##### The input #####
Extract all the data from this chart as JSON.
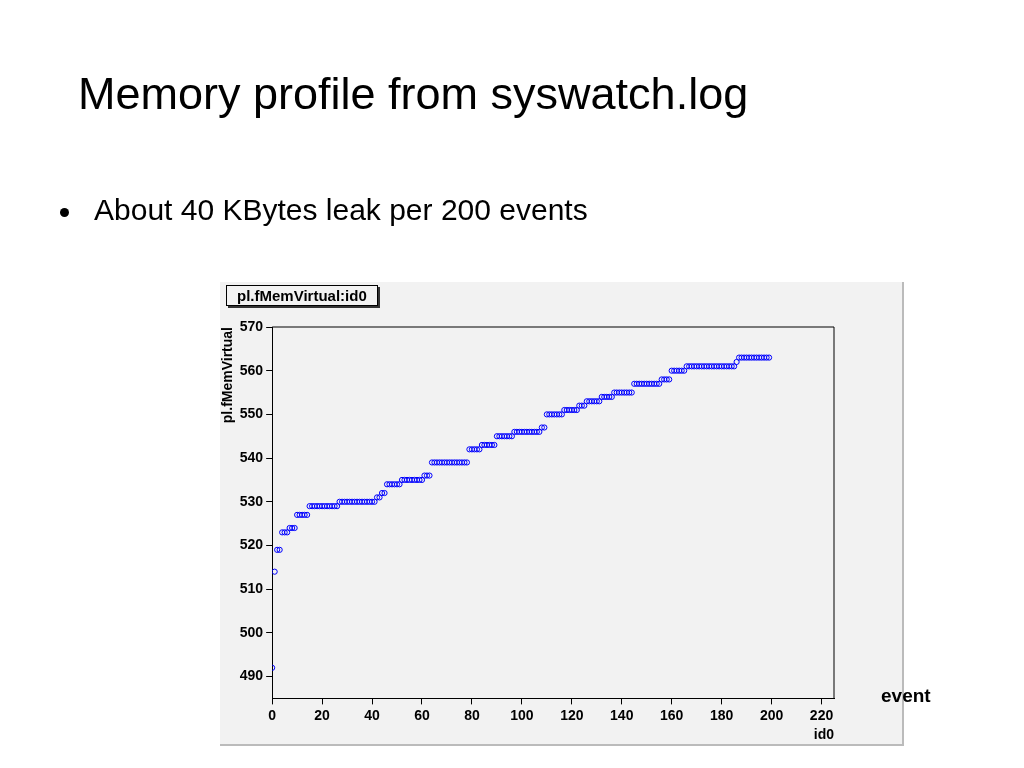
{
  "chart_data": {
    "type": "scatter",
    "title": "Memory profile from syswatch.log",
    "subtitle": "About 40 KBytes leak per 200 events",
    "xlabel": "id0",
    "ylabel": "pl.fMemVirtual",
    "annotations": [
      "pl.fMemVirtual:id0",
      "event"
    ],
    "x": [
      0,
      1,
      2,
      3,
      4,
      5,
      6,
      7,
      8,
      9,
      10,
      11,
      12,
      13,
      14,
      15,
      16,
      17,
      18,
      19,
      20,
      21,
      22,
      23,
      24,
      25,
      26,
      27,
      28,
      29,
      30,
      31,
      32,
      33,
      34,
      35,
      36,
      37,
      38,
      39,
      40,
      41,
      42,
      43,
      44,
      45,
      46,
      47,
      48,
      49,
      50,
      51,
      52,
      53,
      54,
      55,
      56,
      57,
      58,
      59,
      60,
      61,
      62,
      63,
      64,
      65,
      66,
      67,
      68,
      69,
      70,
      71,
      72,
      73,
      74,
      75,
      76,
      77,
      78,
      79,
      80,
      81,
      82,
      83,
      84,
      85,
      86,
      87,
      88,
      89,
      90,
      91,
      92,
      93,
      94,
      95,
      96,
      97,
      98,
      99,
      100,
      101,
      102,
      103,
      104,
      105,
      106,
      107,
      108,
      109,
      110,
      111,
      112,
      113,
      114,
      115,
      116,
      117,
      118,
      119,
      120,
      121,
      122,
      123,
      124,
      125,
      126,
      127,
      128,
      129,
      130,
      131,
      132,
      133,
      134,
      135,
      136,
      137,
      138,
      139,
      140,
      141,
      142,
      143,
      144,
      145,
      146,
      147,
      148,
      149,
      150,
      151,
      152,
      153,
      154,
      155,
      156,
      157,
      158,
      159,
      160,
      161,
      162,
      163,
      164,
      165,
      166,
      167,
      168,
      169,
      170,
      171,
      172,
      173,
      174,
      175,
      176,
      177,
      178,
      179,
      180,
      181,
      182,
      183,
      184,
      185,
      186,
      187,
      188,
      189,
      190,
      191,
      192,
      193,
      194,
      195,
      196,
      197,
      198,
      199
    ],
    "series": [
      {
        "color": "#0000ff",
        "values": [
          492,
          514,
          519,
          519,
          523,
          523,
          523,
          524,
          524,
          524,
          527,
          527,
          527,
          527,
          527,
          529,
          529,
          529,
          529,
          529,
          529,
          529,
          529,
          529,
          529,
          529,
          529,
          530,
          530,
          530,
          530,
          530,
          530,
          530,
          530,
          530,
          530,
          530,
          530,
          530,
          530,
          530,
          531,
          531,
          532,
          532,
          534,
          534,
          534,
          534,
          534,
          534,
          535,
          535,
          535,
          535,
          535,
          535,
          535,
          535,
          535,
          536,
          536,
          536,
          539,
          539,
          539,
          539,
          539,
          539,
          539,
          539,
          539,
          539,
          539,
          539,
          539,
          539,
          539,
          542,
          542,
          542,
          542,
          542,
          543,
          543,
          543,
          543,
          543,
          543,
          545,
          545,
          545,
          545,
          545,
          545,
          545,
          546,
          546,
          546,
          546,
          546,
          546,
          546,
          546,
          546,
          546,
          546,
          547,
          547,
          550,
          550,
          550,
          550,
          550,
          550,
          550,
          551,
          551,
          551,
          551,
          551,
          551,
          552,
          552,
          552,
          553,
          553,
          553,
          553,
          553,
          553,
          554,
          554,
          554,
          554,
          554,
          555,
          555,
          555,
          555,
          555,
          555,
          555,
          555,
          557,
          557,
          557,
          557,
          557,
          557,
          557,
          557,
          557,
          557,
          557,
          558,
          558,
          558,
          558,
          560,
          560,
          560,
          560,
          560,
          560,
          561,
          561,
          561,
          561,
          561,
          561,
          561,
          561,
          561,
          561,
          561,
          561,
          561,
          561,
          561,
          561,
          561,
          561,
          561,
          561,
          562,
          563,
          563,
          563,
          563,
          563,
          563,
          563,
          563,
          563,
          563,
          563,
          563,
          563
        ]
      }
    ],
    "marker": "circle",
    "grid": false,
    "legend": false,
    "xlim": [
      0,
      225
    ],
    "ylim": [
      485,
      570
    ],
    "xticks": [
      0,
      20,
      40,
      60,
      80,
      100,
      120,
      140,
      160,
      180,
      200,
      220
    ],
    "yticks": [
      490,
      500,
      510,
      520,
      530,
      540,
      550,
      560,
      570
    ]
  }
}
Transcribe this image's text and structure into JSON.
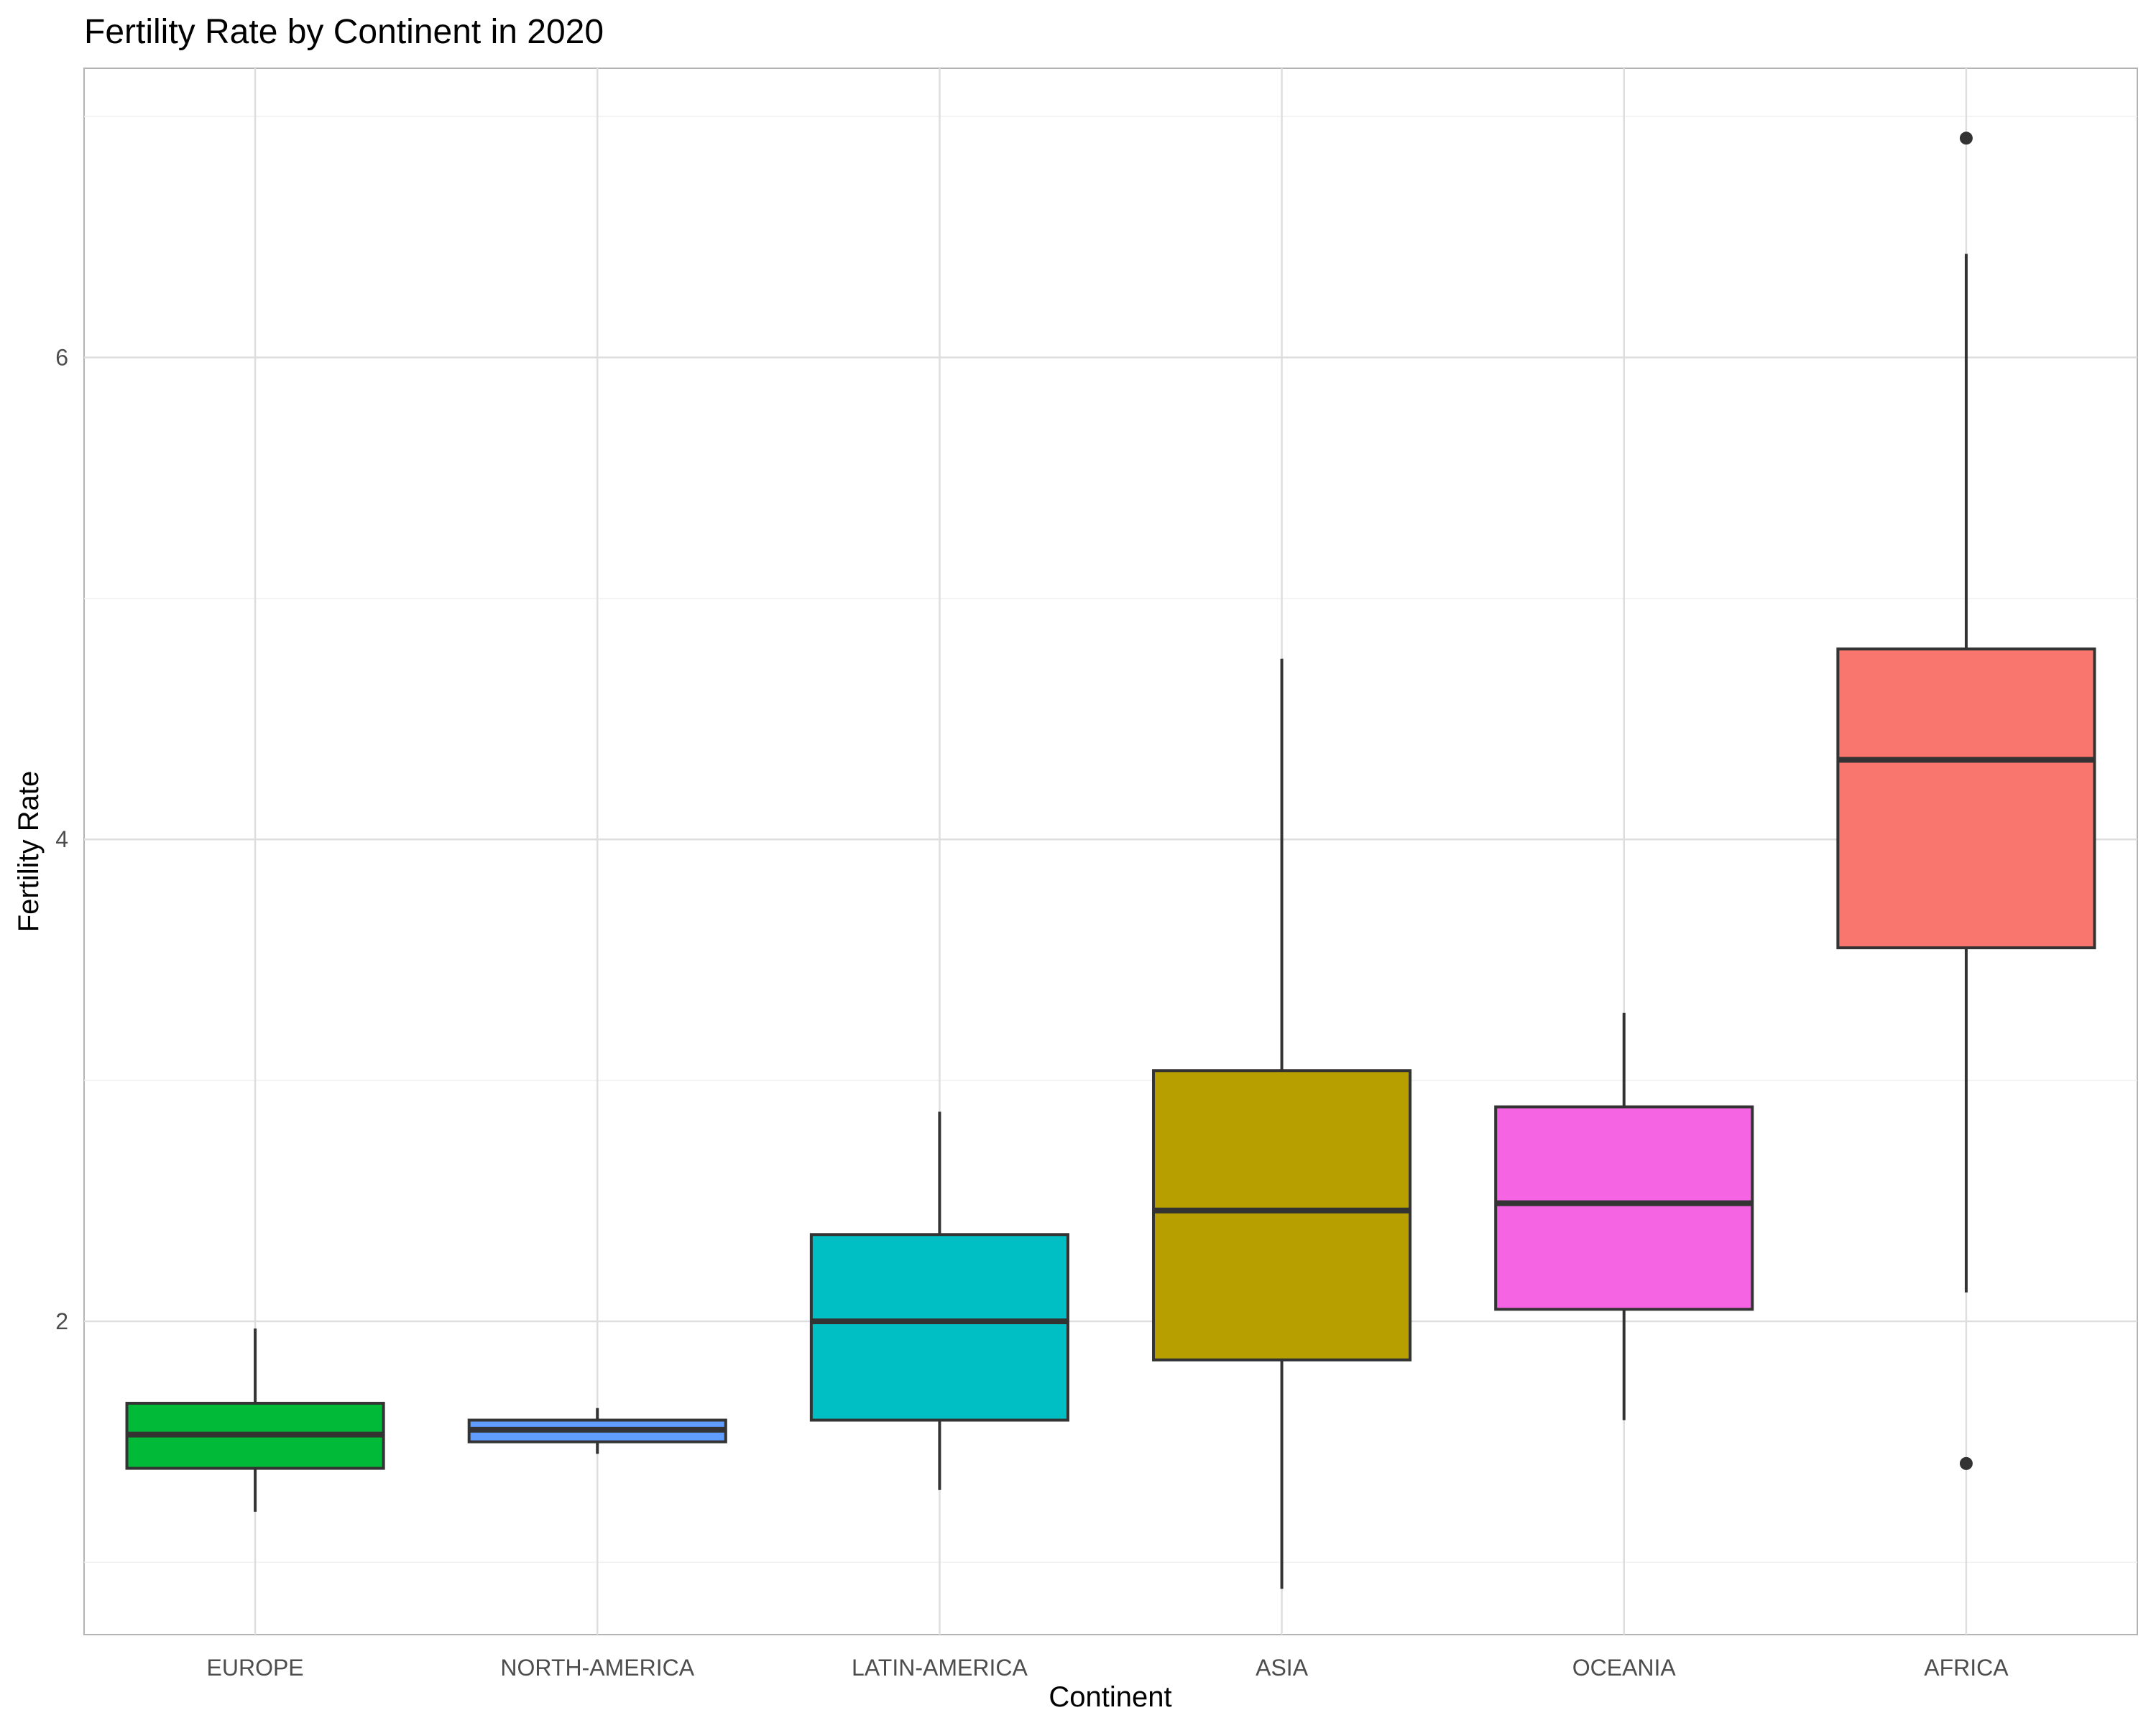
{
  "chart_data": {
    "type": "boxplot",
    "title": "Fertility Rate by Continent in 2020",
    "xlabel": "Continent",
    "ylabel": "Fertility Rate",
    "ylim": [
      0.7,
      7.2
    ],
    "y_major_ticks": [
      2,
      4,
      6
    ],
    "y_minor_ticks": [
      1,
      3,
      5,
      7
    ],
    "grid": true,
    "categories": [
      "EUROPE",
      "NORTH-AMERICA",
      "LATIN-AMERICA",
      "ASIA",
      "OCEANIA",
      "AFRICA"
    ],
    "boxes": [
      {
        "category": "EUROPE",
        "color": "#00BA38",
        "whisker_low": 1.21,
        "q1": 1.39,
        "median": 1.53,
        "q3": 1.66,
        "whisker_high": 1.97,
        "outliers": []
      },
      {
        "category": "NORTH-AMERICA",
        "color": "#619CFF",
        "whisker_low": 1.45,
        "q1": 1.5,
        "median": 1.55,
        "q3": 1.59,
        "whisker_high": 1.64,
        "outliers": []
      },
      {
        "category": "LATIN-AMERICA",
        "color": "#00BFC4",
        "whisker_low": 1.3,
        "q1": 1.59,
        "median": 2.0,
        "q3": 2.36,
        "whisker_high": 2.87,
        "outliers": []
      },
      {
        "category": "ASIA",
        "color": "#B79F00",
        "whisker_low": 0.89,
        "q1": 1.84,
        "median": 2.46,
        "q3": 3.04,
        "whisker_high": 4.75,
        "outliers": []
      },
      {
        "category": "OCEANIA",
        "color": "#F564E3",
        "whisker_low": 1.59,
        "q1": 2.05,
        "median": 2.49,
        "q3": 2.89,
        "whisker_high": 3.28,
        "outliers": []
      },
      {
        "category": "AFRICA",
        "color": "#F8766D",
        "whisker_low": 2.12,
        "q1": 3.55,
        "median": 4.33,
        "q3": 4.79,
        "whisker_high": 6.43,
        "outliers": [
          1.41,
          6.91
        ]
      }
    ]
  }
}
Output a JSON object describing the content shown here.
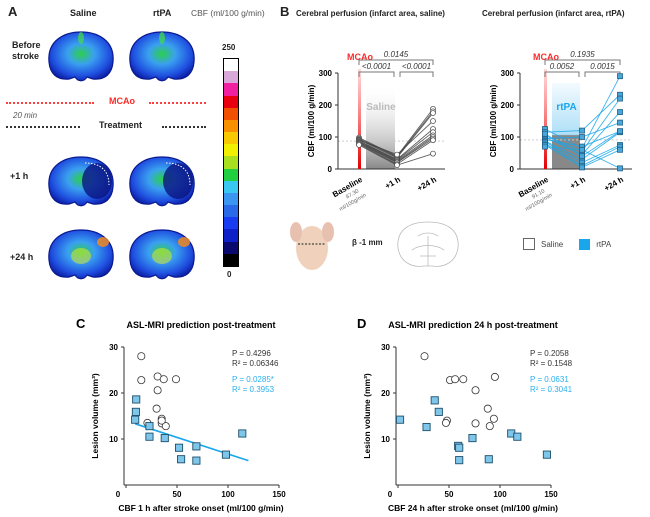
#####
* Exercise requirements
Find the lines above that include the string "LATIN" and copy them.

* Correct output
      "LATIN-AMERICA",
        "category": "LATIN-AMERICA",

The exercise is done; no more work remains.